── Provided data

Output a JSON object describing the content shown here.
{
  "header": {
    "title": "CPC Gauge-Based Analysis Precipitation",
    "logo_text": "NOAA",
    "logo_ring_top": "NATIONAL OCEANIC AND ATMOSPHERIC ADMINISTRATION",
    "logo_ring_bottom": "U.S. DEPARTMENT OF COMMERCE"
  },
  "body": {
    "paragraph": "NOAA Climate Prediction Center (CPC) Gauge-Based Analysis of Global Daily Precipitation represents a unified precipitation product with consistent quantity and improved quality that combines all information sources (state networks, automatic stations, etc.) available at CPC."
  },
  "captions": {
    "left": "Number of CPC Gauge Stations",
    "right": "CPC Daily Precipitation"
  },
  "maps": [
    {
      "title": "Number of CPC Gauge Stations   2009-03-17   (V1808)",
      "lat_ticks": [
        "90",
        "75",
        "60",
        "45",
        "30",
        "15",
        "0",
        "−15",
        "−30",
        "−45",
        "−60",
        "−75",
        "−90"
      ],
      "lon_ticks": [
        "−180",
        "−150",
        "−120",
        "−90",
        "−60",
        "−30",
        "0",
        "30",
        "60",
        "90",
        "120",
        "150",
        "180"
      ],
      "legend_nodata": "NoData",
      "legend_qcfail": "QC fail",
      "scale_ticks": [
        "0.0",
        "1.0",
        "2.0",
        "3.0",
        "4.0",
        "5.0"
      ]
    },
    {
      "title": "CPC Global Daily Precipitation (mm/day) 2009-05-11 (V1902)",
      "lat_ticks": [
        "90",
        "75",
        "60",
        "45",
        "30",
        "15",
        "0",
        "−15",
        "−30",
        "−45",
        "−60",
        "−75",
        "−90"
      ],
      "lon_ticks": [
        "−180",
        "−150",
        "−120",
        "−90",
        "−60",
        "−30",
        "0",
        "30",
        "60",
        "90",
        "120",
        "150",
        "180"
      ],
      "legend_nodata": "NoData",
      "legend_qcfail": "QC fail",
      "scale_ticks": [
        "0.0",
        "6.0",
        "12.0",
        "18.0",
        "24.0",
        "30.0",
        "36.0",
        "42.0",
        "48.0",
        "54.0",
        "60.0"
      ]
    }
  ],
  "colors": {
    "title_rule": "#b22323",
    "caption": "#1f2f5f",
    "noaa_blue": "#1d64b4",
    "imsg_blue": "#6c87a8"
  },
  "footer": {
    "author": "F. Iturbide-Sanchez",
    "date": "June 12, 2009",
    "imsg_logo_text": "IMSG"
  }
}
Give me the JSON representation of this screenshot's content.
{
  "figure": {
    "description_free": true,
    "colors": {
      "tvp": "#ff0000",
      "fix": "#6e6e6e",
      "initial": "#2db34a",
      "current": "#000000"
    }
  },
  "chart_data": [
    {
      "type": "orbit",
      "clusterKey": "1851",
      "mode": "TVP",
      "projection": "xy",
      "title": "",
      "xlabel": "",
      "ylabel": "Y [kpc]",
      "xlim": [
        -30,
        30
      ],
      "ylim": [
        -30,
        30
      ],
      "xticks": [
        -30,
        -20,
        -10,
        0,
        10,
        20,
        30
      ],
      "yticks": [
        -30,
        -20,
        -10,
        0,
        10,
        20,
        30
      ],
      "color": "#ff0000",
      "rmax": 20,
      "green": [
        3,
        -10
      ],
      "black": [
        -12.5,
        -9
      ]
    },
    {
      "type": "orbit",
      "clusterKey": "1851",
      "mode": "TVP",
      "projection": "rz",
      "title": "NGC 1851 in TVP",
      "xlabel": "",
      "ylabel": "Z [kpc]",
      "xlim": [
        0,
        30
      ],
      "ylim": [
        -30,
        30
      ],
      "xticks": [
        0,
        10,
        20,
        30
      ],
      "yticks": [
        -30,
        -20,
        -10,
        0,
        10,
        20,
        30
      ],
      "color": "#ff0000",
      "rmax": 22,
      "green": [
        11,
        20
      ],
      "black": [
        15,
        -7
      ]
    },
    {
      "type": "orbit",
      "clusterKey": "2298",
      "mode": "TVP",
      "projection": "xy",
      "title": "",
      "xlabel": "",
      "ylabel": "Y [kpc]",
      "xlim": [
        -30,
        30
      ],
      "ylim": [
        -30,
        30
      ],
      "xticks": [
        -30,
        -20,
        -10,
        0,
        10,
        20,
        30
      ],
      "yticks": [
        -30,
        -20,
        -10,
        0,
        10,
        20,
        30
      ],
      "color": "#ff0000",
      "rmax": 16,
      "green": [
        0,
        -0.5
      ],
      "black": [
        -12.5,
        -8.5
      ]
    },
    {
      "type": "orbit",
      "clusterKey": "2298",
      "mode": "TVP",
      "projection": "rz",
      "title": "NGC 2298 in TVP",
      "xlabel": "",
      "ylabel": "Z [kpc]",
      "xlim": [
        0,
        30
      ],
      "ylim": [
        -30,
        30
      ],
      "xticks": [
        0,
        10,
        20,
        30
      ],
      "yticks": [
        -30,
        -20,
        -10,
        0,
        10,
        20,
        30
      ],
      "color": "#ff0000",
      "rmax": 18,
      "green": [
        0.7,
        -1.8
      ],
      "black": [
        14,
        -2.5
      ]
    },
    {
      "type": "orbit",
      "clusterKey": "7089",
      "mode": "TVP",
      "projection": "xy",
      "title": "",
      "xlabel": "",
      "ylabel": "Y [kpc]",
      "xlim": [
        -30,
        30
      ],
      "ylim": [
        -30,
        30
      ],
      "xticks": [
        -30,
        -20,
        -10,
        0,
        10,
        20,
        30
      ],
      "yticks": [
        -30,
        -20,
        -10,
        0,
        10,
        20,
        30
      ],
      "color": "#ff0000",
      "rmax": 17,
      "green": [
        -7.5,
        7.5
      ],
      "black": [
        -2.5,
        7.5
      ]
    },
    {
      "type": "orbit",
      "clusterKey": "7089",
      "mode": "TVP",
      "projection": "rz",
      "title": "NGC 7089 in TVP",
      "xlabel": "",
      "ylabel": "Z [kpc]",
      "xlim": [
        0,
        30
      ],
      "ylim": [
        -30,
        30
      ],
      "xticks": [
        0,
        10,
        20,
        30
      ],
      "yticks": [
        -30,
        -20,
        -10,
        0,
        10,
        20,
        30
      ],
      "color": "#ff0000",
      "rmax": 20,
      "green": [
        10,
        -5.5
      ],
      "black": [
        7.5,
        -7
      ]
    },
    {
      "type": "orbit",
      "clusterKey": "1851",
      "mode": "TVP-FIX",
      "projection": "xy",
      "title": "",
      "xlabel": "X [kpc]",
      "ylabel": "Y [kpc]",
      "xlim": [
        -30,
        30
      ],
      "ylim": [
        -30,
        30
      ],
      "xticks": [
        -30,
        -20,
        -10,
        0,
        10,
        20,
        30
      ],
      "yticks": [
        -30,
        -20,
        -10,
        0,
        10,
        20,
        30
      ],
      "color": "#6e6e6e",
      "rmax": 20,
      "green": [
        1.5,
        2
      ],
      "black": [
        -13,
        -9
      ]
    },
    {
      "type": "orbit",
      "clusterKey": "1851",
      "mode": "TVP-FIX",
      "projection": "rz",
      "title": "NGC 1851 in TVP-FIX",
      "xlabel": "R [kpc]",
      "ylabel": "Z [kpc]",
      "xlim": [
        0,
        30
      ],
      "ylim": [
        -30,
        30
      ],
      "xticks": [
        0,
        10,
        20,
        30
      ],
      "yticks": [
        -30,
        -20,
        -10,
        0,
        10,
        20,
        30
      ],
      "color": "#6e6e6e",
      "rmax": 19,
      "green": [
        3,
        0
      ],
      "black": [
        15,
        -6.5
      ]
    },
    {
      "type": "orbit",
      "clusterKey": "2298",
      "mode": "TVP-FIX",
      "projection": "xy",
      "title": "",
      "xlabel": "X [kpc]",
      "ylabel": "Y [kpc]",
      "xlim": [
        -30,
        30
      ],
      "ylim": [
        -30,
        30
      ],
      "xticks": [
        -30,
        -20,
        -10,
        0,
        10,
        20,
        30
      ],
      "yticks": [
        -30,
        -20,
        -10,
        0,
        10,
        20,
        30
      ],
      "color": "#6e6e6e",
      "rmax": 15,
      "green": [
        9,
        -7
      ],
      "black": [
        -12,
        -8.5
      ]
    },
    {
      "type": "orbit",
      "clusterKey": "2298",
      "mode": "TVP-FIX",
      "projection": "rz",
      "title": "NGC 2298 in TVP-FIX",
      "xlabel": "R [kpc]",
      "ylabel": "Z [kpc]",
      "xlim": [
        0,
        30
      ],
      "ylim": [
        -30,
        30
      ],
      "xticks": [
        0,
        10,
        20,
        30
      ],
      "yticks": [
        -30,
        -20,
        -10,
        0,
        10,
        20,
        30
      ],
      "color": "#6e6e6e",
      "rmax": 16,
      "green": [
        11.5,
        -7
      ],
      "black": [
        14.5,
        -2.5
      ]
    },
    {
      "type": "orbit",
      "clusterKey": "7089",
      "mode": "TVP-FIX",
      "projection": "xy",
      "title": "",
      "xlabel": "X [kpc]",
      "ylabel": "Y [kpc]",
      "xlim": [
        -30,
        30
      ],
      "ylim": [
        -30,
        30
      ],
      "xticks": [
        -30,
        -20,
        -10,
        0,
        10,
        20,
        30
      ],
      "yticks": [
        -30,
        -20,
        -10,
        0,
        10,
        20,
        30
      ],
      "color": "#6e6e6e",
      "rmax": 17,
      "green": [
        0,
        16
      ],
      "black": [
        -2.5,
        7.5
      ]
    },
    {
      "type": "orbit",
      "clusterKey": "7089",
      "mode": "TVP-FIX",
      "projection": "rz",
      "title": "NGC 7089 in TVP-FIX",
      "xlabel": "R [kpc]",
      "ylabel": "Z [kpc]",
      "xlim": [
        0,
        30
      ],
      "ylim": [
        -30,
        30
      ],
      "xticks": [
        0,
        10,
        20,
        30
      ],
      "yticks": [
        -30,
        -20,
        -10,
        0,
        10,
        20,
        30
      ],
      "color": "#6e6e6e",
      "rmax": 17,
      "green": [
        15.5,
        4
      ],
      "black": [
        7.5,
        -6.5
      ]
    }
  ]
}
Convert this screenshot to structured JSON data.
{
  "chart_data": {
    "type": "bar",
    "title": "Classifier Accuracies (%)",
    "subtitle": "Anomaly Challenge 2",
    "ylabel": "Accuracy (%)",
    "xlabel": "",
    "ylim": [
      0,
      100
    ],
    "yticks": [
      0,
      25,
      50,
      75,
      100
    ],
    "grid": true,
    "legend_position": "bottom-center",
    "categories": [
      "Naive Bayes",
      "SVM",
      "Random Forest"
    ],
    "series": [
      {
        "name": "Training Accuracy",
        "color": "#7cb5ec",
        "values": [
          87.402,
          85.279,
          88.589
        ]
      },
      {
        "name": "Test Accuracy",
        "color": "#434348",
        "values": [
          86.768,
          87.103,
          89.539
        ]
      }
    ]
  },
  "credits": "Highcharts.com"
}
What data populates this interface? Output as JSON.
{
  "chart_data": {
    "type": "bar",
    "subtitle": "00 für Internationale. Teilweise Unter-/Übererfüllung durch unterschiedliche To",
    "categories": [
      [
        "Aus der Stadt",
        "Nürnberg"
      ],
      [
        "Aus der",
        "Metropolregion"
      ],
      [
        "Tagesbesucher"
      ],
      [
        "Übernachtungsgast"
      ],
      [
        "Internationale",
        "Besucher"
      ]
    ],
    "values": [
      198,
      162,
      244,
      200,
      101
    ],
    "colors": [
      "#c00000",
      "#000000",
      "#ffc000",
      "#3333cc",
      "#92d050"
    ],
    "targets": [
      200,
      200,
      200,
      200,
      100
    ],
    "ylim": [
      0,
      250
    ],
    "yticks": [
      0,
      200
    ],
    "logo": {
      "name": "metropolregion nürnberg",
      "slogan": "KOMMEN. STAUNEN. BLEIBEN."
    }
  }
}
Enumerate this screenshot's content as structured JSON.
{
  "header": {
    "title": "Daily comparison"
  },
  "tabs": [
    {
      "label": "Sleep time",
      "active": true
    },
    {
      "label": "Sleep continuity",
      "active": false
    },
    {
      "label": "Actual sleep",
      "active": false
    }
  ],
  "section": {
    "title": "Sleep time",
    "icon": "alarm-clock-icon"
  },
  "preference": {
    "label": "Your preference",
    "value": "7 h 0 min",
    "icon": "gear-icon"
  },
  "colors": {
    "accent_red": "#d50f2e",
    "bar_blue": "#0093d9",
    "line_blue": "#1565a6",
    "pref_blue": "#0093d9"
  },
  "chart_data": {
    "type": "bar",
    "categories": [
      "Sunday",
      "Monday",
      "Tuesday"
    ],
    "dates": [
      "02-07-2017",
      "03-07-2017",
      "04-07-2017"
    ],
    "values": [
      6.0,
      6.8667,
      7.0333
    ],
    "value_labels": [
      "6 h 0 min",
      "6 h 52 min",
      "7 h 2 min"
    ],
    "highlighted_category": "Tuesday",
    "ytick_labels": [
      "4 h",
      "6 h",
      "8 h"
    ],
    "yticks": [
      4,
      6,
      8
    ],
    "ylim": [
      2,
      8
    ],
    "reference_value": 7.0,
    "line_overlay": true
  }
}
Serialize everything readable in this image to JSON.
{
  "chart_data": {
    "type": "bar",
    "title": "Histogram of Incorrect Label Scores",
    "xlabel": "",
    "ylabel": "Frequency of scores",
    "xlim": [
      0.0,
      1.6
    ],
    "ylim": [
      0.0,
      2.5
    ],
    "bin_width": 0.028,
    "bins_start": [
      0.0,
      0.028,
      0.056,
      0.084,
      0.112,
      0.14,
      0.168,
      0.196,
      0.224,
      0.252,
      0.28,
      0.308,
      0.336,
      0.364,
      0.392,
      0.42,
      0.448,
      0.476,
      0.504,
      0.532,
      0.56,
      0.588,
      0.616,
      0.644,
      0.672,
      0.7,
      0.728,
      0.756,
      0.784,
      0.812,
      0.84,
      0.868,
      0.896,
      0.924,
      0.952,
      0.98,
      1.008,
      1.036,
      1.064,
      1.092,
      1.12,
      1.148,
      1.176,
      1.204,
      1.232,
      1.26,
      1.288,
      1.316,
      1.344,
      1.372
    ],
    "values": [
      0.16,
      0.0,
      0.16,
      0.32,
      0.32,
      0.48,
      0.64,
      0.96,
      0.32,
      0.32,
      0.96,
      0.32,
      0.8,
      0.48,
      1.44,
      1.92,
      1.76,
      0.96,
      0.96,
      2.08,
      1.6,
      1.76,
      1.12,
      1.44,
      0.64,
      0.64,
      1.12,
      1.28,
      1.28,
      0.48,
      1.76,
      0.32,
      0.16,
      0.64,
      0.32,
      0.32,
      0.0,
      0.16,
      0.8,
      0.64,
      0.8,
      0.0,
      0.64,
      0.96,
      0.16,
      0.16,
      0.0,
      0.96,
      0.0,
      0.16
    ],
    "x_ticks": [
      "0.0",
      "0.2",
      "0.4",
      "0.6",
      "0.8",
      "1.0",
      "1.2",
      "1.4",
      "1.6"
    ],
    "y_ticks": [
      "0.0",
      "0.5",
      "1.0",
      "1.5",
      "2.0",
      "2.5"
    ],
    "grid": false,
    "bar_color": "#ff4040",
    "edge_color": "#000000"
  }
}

────

**Directions**
Give the number of lines that hold the word "content" in these records, with nothing added.

**Task solution**
3